> **Work to complete**
The entries below need to be written out exactly, with no pictures included.

> **Excerpted records**
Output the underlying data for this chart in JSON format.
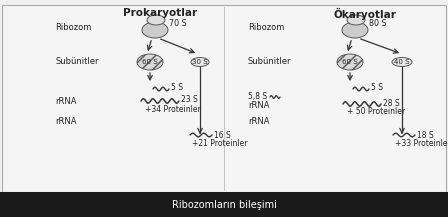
{
  "title_prokaryot": "Prokaryotlar",
  "title_okaryot": "Ökaryotlar",
  "footer_text": "Ribozomların bileşimi",
  "bg_color": "#f0f0f0",
  "footer_bg": "#1a1a1a",
  "footer_text_color": "#ffffff",
  "border_color": "#999999",
  "prokaryot": {
    "ribosom_label": "Ribozom",
    "ribosom_s": "70 S",
    "subunit_label": "Subünitler",
    "large_s": "60 S",
    "small_s": "30 S",
    "rrna_label": "rRNA",
    "rrna2_label": "rRNA",
    "s5": "5 S",
    "s23": "23 S",
    "s16": "16 S",
    "prot_large": "+34 Proteinler",
    "prot_small": "+21 Proteinler"
  },
  "okaryot": {
    "ribosom_label": "Ribozom",
    "ribosom_s": "80 S",
    "subunit_label": "Subünitler",
    "large_s": "60 S",
    "small_s": "40 S",
    "rrna_label": "rRNA",
    "rrna2_label": "rRNA",
    "s5": "5 S",
    "s58": "5,8 S",
    "s28": "28 S",
    "s18": "18 S",
    "prot_large": "+ 50 Proteinler",
    "prot_small": "+33 Proteinler"
  }
}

> **Expected answer**
Output the underlying data for this chart in JSON format.
{
  "title_prokaryot": "Prokaryotlar",
  "title_okaryot": "Ökaryotlar",
  "footer_text": "Ribozomların bileşimi",
  "bg_color": "#f0f0f0",
  "footer_bg": "#1a1a1a",
  "footer_text_color": "#ffffff",
  "border_color": "#999999",
  "prokaryot": {
    "ribosom_label": "Ribozom",
    "ribosom_s": "70 S",
    "subunit_label": "Subünitler",
    "large_s": "60 S",
    "small_s": "30 S",
    "rrna_label": "rRNA",
    "rrna2_label": "rRNA",
    "s5": "5 S",
    "s23": "23 S",
    "s16": "16 S",
    "prot_large": "+34 Proteinler",
    "prot_small": "+21 Proteinler"
  },
  "okaryot": {
    "ribosom_label": "Ribozom",
    "ribosom_s": "80 S",
    "subunit_label": "Subünitler",
    "large_s": "60 S",
    "small_s": "40 S",
    "rrna_label": "rRNA",
    "rrna2_label": "rRNA",
    "s5": "5 S",
    "s58": "5,8 S",
    "s28": "28 S",
    "s18": "18 S",
    "prot_large": "+ 50 Proteinler",
    "prot_small": "+33 Proteinler"
  }
}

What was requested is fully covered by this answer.